Repeat the material verbatim. Images are excluded from the copy.

---------- PROVIDED ENTRIES ----------

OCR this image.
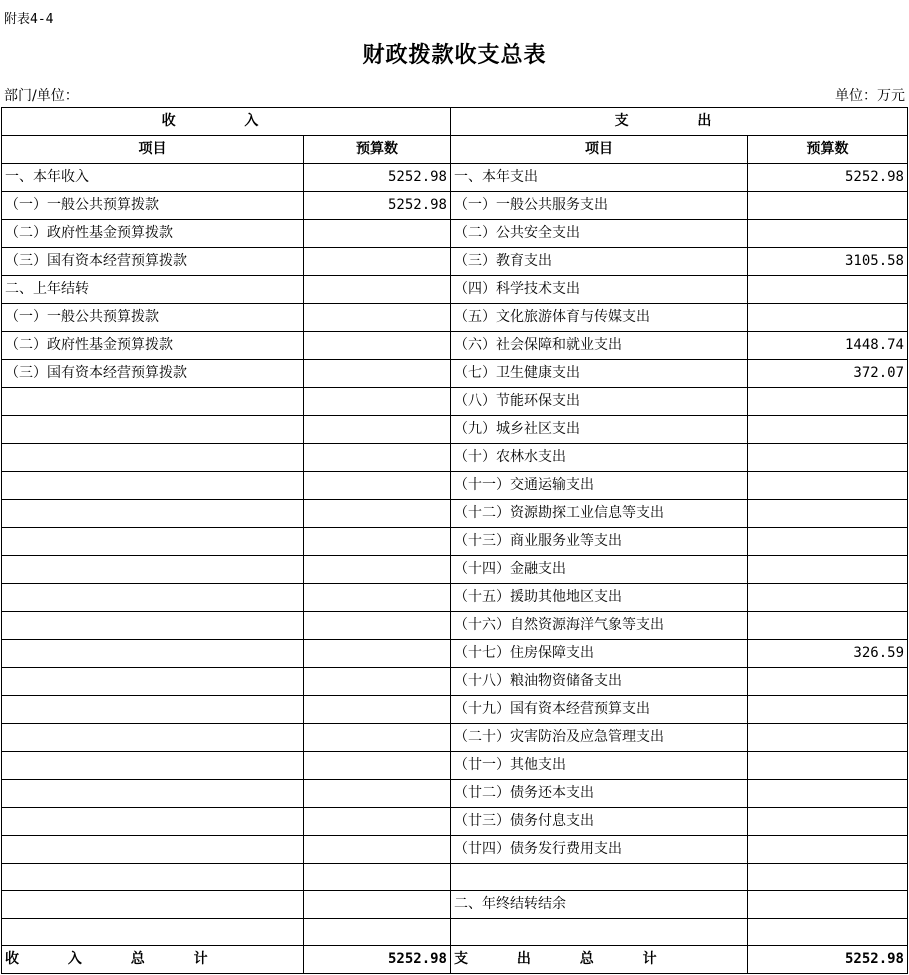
附表4-4
财政拨款收支总表
部门/单位：	单位：万元
收 入		支 出	
项目	预算数	项目	预算数
一、本年收入	5252.98	一、本年支出	5252.98
（一）一般公共预算拨款	5252.98	（一）一般公共服务支出	
（二）政府性基金预算拨款		（二）公共安全支出	
（三）国有资本经营预算拨款		（三）教育支出	3105.58
二、上年结转		（四）科学技术支出	
（一）一般公共预算拨款		（五）文化旅游体育与传媒支出	
（二）政府性基金预算拨款		（六）社会保障和就业支出	1448.74
（三）国有资本经营预算拨款		（七）卫生健康支出	372.07
		（八）节能环保支出	
		（九）城乡社区支出	
		（十）农林水支出	
		（十一）交通运输支出	
		（十二）资源勘探工业信息等支出	
		（十三）商业服务业等支出	
		（十四）金融支出	
		（十五）援助其他地区支出	
		（十六）自然资源海洋气象等支出	
		（十七）住房保障支出	326.59
		（十八）粮油物资储备支出	
		（十九）国有资本经营预算支出	
		（二十）灾害防治及应急管理支出	
		（廿一）其他支出	
		（廿二）债务还本支出	
		（廿三）债务付息支出	
		（廿四）债务发行费用支出	

		二、年终结转结余	

收 入 总 计	5252.98	支 出 总 计	5252.98
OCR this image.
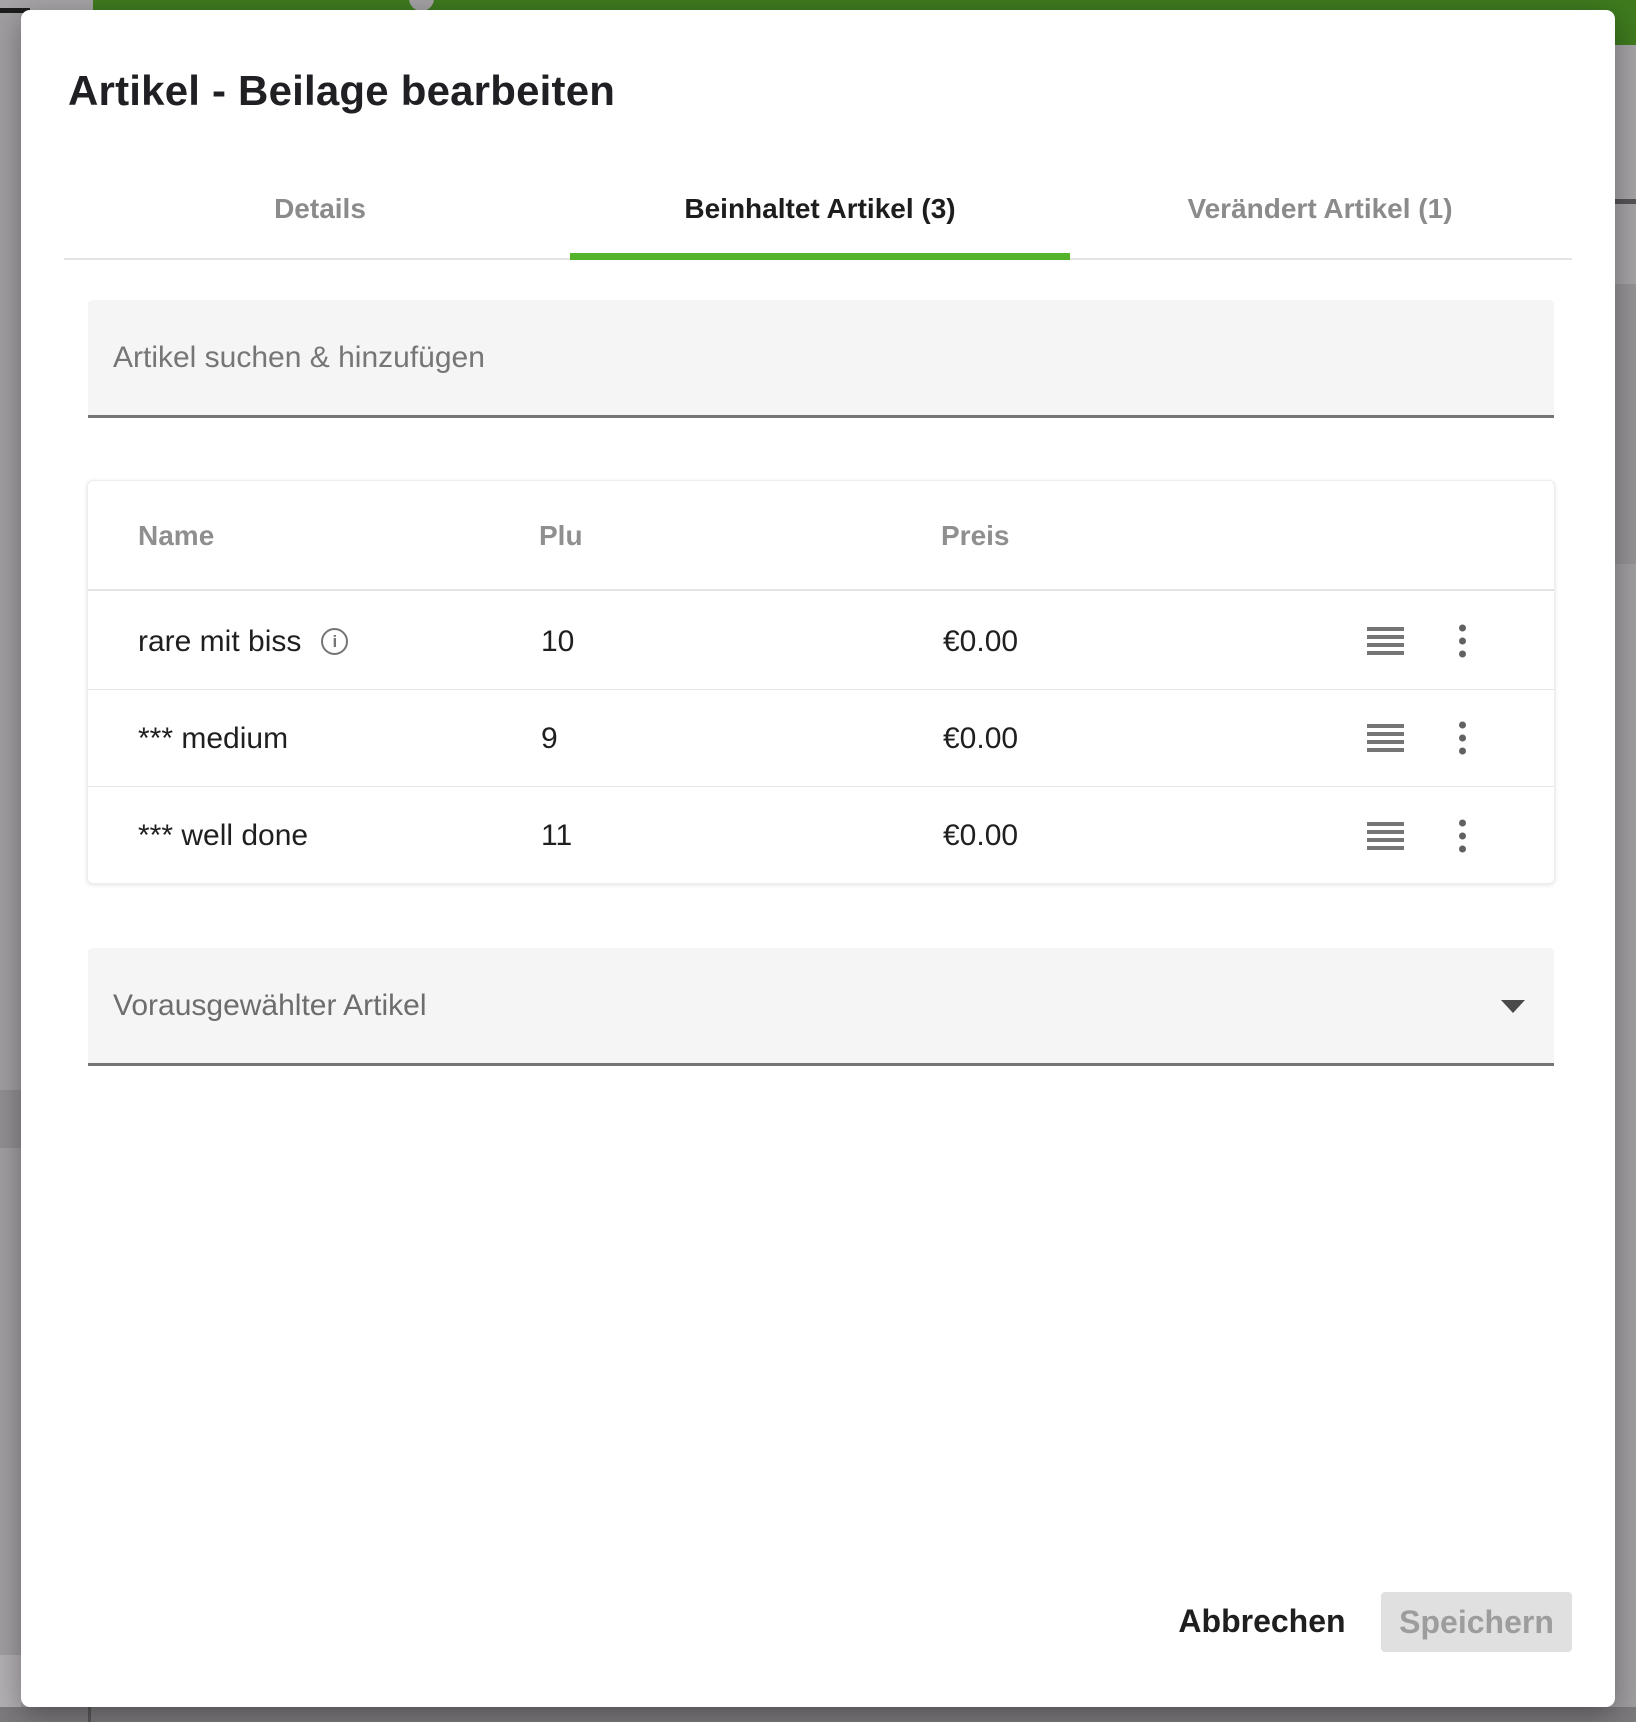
Artikel - Beilage bearbeiten
Details	Beinhaltet Artikel (3)	Verändert Artikel (1)
Artikel suchen & hinzufügen
Name	Plu	Preis
rare mit biss	i	10	€0.00
*** medium	9	€0.00
*** well done	11	€0.00
Vorausgewählter Artikel
Abbrechen	Speichern
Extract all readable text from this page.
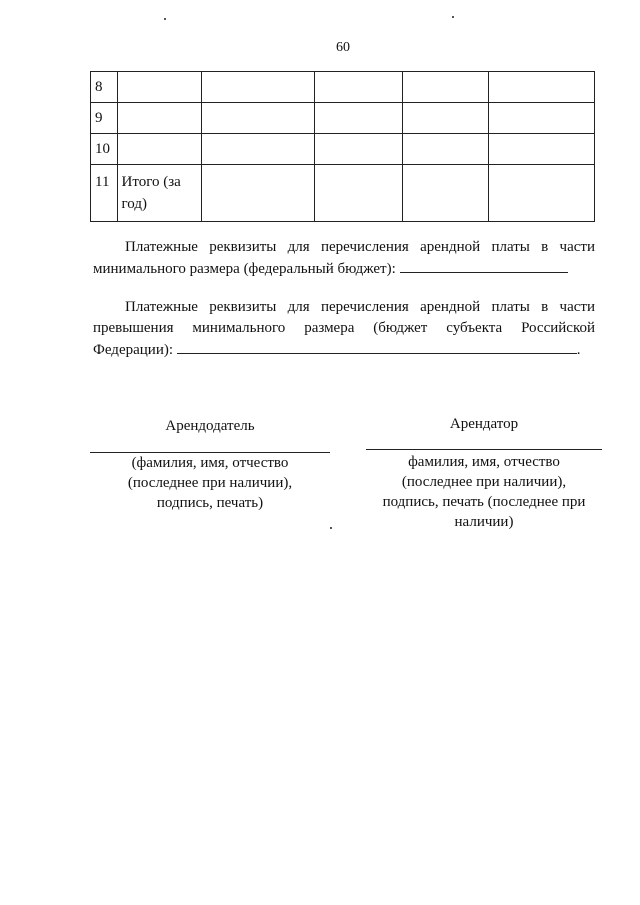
60
8					
9					
10					
11	Итого (за год)				
Платежные реквизиты для перечисления арендной платы в части минимального размера (федеральный бюджет):
Платежные реквизиты для перечисления арендной платы в части превышения минимального размера (бюджет субъекта Российской Федерации):	.
Арендодатель
(фамилия, имя, отчество (последнее при наличии), подпись, печать)
Арендатор
фамилия, имя, отчество (последнее при наличии), подпись, печать (последнее при наличии)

----------

» SOLVED EXERCISE
OCR this image.
附表4-4
财政拨款收支总表
部门/单位：	单位：万元
收 入		支 出	
项目	预算数	项目	预算数
一、本年收入	5252.98	一、本年支出	5252.98
（一）一般公共预算拨款	5252.98	（一）一般公共服务支出	
（二）政府性基金预算拨款		（二）公共安全支出	
（三）国有资本经营预算拨款		（三）教育支出	3105.58
二、上年结转		（四）科学技术支出	
（一）一般公共预算拨款		（五）文化旅游体育与传媒支出	
（二）政府性基金预算拨款		（六）社会保障和就业支出	1448.74
（三）国有资本经营预算拨款		（七）卫生健康支出	372.07
		（八）节能环保支出	
		（九）城乡社区支出	
		（十）农林水支出	
		（十一）交通运输支出	
		（十二）资源勘探工业信息等支出	
		（十三）商业服务业等支出	
		（十四）金融支出	
		（十五）援助其他地区支出	
		（十六）自然资源海洋气象等支出	
		（十七）住房保障支出	326.59
		（十八）粮油物资储备支出	
		（十九）国有资本经营预算支出	
		（二十）灾害防治及应急管理支出	
		（廿一）其他支出	
		（廿二）债务还本支出	
		（廿三）债务付息支出	
		（廿四）债务发行费用支出	

		二、年终结转结余	

收 入 总 计	5252.98	支 出 总 计	5252.98
OCR this image.
Artikel - Beilage bearbeiten
Details	Beinhaltet Artikel (3)	Verändert Artikel (1)
Artikel suchen & hinzufügen
Name	Plu	Preis
rare mit biss	i	10	€0.00
*** medium	9	€0.00
*** well done	11	€0.00
Vorausgewählter Artikel
Abbrechen	Speichern
Extract all readable text from this page.
60
8					
9					
10					
11	Итого (за год)				
Платежные реквизиты для перечисления арендной платы в части минимального размера (федеральный бюджет):
Платежные реквизиты для перечисления арендной платы в части превышения минимального размера (бюджет субъекта Российской Федерации):	.
Арендодатель
(фамилия, имя, отчество (последнее при наличии), подпись, печать)
Арендатор
фамилия, имя, отчество (последнее при наличии), подпись, печать (последнее при наличии)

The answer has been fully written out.